EXCERPT PROVIDED:
Beverly Altimore - Thursday, December 17, 2015

Shippers say they will struggle to comply with a new requirement to weigh containers before they’re loaded on ships, a step carriers say will reduce accidents.

A new rule will require shippers to vouch for the weight of their containers. Underestimating container weights has been blamed for some recent maritime disasters, including the MSC Napoli, which suffered hull damage during a storm off the U.K. coast in 2007.



Dec. 4, 2015 11:20 a.m. EST

Retailers, manufacturers and farmers world-wide are protesting a new marine shipping safety rule they say will raise transport costs and cause delays at ports worldwide.

The rule, which kicks in next July in 171 countries, requires exporters to certify the weight of containers before they’re loaded onto ships. Carriers say accurate weights are needed because overloaded containers frequently damage cargo and even cause ships to capsize.

But shippers in many countries say they are ill-equipped to weigh so many containers. Some say they learned about the rule only recently and are still in the dark about key details, including how it will be enforced. In a survey of shippers, carriers, and others involved in global trade conducted by container booker Inttra Inc., 57% of respondents were only vaguely familiar or not aware of the rule, and nearly 60% did not believe shippers would be ready by July.

“The industry has been slow in making shippers aware,” said Juerg Bandle, senior vice president of sea freight for Swiss logistics company Kuehne + Nagel International AG. “Now the industry is under time pressure to implement. It will be very challenging.”

The conflict over the new rule shows how the shipping industry is struggling to balance safety and speed. Shipping lines have in recent years rolled out large ships capable of carrying as many as 20,000 container, lowering overall expenses but raising the potential cost of an accident. Meanwhile, shippers fret about even short delays as they are under pressure to deliver goods faster to consumers and businesses.

A too-heavy container can crush cargo underneath, cause a stack to topple, putting a vessel in danger. The World Shipping Council estimates an average of nearly 1,700 containers were lost at sea annually between 2008 and 2013, though that’s a small fraction of over 120 million shipped annually.

Over the last few years, a committee including government representatives and shipping industry associations drew up rules for mandatory weighing, which were adopted last year by the International Maritime Organization, an arm of the United Nations that regulates shipping safety. The new rule was adopted as an amendment to IMO’s Safety of Life at Sea Convention, known as SOLAS, an international treaty concerning the safety of merchant ships.

Box coordinate lists:
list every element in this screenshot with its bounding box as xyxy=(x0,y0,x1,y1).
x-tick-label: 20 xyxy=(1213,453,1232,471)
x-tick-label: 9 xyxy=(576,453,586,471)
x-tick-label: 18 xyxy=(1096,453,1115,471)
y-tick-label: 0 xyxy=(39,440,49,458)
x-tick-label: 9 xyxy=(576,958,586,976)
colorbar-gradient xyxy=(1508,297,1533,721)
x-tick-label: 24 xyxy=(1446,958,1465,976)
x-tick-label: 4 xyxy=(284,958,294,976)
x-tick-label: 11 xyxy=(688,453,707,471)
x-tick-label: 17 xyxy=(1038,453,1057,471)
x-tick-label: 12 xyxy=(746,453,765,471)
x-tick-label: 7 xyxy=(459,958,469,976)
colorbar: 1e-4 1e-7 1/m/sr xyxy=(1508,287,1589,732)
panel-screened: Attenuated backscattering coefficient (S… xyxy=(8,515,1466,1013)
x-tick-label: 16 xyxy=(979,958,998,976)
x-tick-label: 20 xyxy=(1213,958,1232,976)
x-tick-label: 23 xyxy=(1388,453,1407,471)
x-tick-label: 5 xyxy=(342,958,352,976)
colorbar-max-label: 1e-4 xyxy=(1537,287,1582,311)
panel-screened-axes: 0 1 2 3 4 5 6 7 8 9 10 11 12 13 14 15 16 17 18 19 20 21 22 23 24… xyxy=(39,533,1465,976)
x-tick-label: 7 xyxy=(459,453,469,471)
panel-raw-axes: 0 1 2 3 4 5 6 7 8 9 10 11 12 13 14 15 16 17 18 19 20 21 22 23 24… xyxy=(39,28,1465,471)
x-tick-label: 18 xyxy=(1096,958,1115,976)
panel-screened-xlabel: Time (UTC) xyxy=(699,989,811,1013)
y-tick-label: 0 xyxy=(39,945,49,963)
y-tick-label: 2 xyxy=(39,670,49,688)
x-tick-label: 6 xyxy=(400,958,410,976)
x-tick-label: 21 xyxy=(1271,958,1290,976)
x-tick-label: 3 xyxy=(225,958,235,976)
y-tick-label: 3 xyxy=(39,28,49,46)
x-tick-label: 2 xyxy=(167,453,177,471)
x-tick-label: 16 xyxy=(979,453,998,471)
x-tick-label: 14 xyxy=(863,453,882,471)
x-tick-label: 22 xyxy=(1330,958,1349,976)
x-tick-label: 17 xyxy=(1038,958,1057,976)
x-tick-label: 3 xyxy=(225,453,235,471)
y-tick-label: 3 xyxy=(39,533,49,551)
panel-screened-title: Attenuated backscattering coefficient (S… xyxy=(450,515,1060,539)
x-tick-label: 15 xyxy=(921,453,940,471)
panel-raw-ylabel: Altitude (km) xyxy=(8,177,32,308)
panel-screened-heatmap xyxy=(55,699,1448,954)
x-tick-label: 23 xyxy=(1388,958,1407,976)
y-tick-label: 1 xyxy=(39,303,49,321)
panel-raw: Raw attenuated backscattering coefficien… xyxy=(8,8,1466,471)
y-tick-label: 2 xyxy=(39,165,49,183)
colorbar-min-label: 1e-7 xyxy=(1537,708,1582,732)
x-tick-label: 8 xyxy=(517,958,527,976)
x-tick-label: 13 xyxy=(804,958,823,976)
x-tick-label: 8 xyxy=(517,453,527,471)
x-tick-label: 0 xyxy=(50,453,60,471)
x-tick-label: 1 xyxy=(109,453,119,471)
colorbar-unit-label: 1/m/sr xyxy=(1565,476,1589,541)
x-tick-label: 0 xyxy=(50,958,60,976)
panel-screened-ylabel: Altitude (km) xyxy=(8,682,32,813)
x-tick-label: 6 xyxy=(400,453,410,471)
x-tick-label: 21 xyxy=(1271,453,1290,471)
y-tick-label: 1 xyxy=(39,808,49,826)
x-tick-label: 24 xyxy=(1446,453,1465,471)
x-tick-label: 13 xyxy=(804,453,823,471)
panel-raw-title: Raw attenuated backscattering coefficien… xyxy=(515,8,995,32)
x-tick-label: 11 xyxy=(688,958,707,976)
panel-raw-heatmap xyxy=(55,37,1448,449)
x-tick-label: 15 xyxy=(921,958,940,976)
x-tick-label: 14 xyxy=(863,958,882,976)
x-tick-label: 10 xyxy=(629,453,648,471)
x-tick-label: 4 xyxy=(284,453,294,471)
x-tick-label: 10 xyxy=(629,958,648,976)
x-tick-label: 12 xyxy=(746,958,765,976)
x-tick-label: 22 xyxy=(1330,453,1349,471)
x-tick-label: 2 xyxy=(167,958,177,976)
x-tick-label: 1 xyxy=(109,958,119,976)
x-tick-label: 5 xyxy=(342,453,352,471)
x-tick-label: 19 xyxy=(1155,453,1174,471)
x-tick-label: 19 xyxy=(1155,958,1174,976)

REQUESTS:
**A)** Answer these questions from the shipping article:
(i) In how many countries does the new rule take effect?
(ii) What share of respondents in the Inttra survey were only vaguely familiar with the rule or not aware of it?
(iii) Which ship suffered hull damage during a storm off the U.K. coast in 2007?
**B)** Update the part of the shipping article that opens with "But shippers in" and closes with "ready by July." by changing "ill-equipped" to "unprepared".
You won't need the material for any of this.

SOLUTION LIST:
**A)**
(i) 171
(ii) 57%
(iii) The MSC Napoli

**B)**
But shippers in many countries say they are unprepared to weigh so many containers. Some say they learned about the rule only recently and are still in the dark about key details, including how it will be enforced. In a survey of shippers, carriers, and others involved in global trade conducted by container booker Inttra Inc., 57% of respondents were only vaguely familiar or not aware of the rule, and nearly 60% did not believe shippers would be ready by July.